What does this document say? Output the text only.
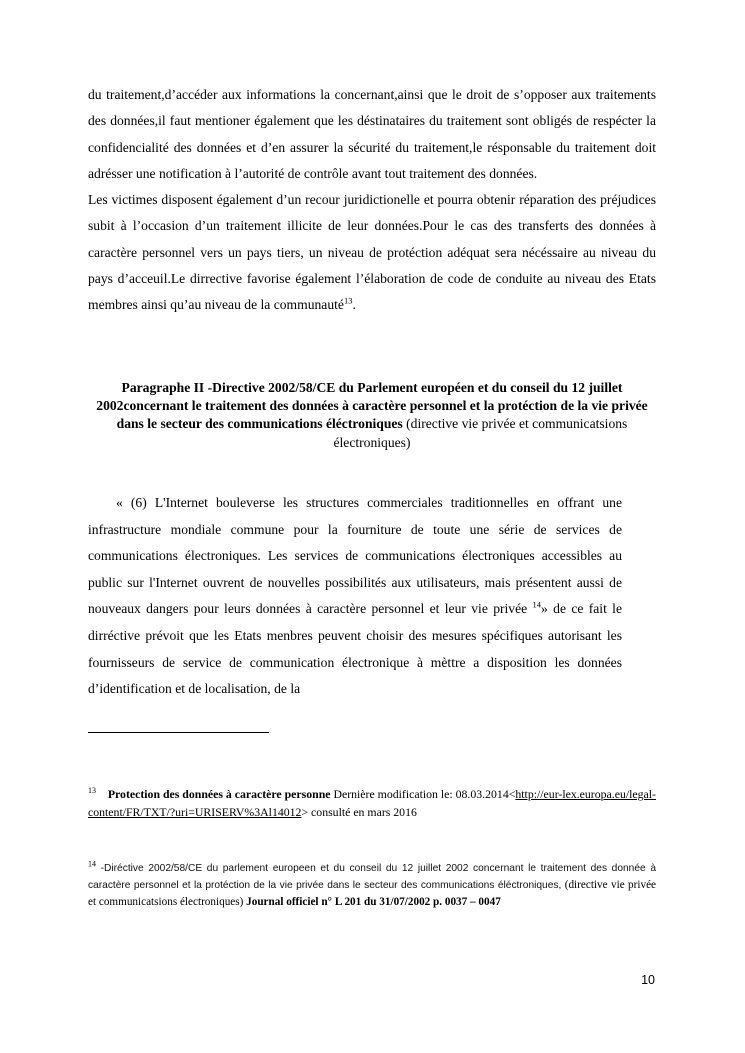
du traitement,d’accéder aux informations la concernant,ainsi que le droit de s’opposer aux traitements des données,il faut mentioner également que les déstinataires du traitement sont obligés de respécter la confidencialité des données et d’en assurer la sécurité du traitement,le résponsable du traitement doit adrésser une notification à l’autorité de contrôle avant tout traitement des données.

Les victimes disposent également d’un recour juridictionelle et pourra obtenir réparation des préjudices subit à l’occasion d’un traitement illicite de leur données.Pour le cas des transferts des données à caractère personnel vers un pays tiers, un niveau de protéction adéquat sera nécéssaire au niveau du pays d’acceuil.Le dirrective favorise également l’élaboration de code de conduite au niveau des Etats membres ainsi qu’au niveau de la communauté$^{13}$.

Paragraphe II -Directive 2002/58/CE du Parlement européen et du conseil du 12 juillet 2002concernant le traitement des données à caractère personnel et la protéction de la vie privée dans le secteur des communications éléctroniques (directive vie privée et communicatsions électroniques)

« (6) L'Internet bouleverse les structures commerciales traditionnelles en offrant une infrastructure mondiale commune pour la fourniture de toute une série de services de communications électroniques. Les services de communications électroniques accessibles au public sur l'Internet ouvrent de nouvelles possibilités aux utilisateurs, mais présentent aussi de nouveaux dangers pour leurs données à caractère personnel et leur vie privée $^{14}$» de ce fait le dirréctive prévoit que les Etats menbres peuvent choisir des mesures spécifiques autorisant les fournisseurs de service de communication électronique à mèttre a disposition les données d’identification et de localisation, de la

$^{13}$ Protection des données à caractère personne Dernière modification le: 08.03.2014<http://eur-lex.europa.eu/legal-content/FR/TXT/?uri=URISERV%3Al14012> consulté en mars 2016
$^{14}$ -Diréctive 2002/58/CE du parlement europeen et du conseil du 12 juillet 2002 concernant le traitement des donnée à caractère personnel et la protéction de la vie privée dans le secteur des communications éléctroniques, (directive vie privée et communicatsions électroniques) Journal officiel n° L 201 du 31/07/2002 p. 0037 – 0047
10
--------------------------------------------------
**GOAL**
The records shown above are to be repeated exactly, with the pictures left out.

**EXPECTED ANSWER**
What does this document say? Output the text only.
du traitement,d’accéder aux informations la concernant,ainsi que le droit de s’opposer aux traitements des données,il faut mentioner également que les déstinataires du traitement sont obligés de respécter la confidencialité des données et d’en assurer la sécurité du traitement,le résponsable du traitement doit adrésser une notification à l’autorité de contrôle avant tout traitement des données.

Les victimes disposent également d’un recour juridictionelle et pourra obtenir réparation des préjudices subit à l’occasion d’un traitement illicite de leur données.Pour le cas des transferts des données à caractère personnel vers un pays tiers, un niveau de protéction adéquat sera nécéssaire au niveau du pays d’acceuil.Le dirrective favorise également l’élaboration de code de conduite au niveau des Etats membres ainsi qu’au niveau de la communauté$^{13}$.

Paragraphe II -Directive 2002/58/CE du Parlement européen et du conseil du 12 juillet 2002concernant le traitement des données à caractère personnel et la protéction de la vie privée dans le secteur des communications éléctroniques (directive vie privée et communicatsions électroniques)

« (6) L'Internet bouleverse les structures commerciales traditionnelles en offrant une infrastructure mondiale commune pour la fourniture de toute une série de services de communications électroniques. Les services de communications électroniques accessibles au public sur l'Internet ouvrent de nouvelles possibilités aux utilisateurs, mais présentent aussi de nouveaux dangers pour leurs données à caractère personnel et leur vie privée $^{14}$» de ce fait le dirréctive prévoit que les Etats menbres peuvent choisir des mesures spécifiques autorisant les fournisseurs de service de communication électronique à mèttre a disposition les données d’identification et de localisation, de la

$^{13}$ Protection des données à caractère personne Dernière modification le: 08.03.2014<http://eur-lex.europa.eu/legal-content/FR/TXT/?uri=URISERV%3Al14012> consulté en mars 2016
$^{14}$ -Diréctive 2002/58/CE du parlement europeen et du conseil du 12 juillet 2002 concernant le traitement des donnée à caractère personnel et la protéction de la vie privée dans le secteur des communications éléctroniques, (directive vie privée et communicatsions électroniques) Journal officiel n° L 201 du 31/07/2002 p. 0037 – 0047
10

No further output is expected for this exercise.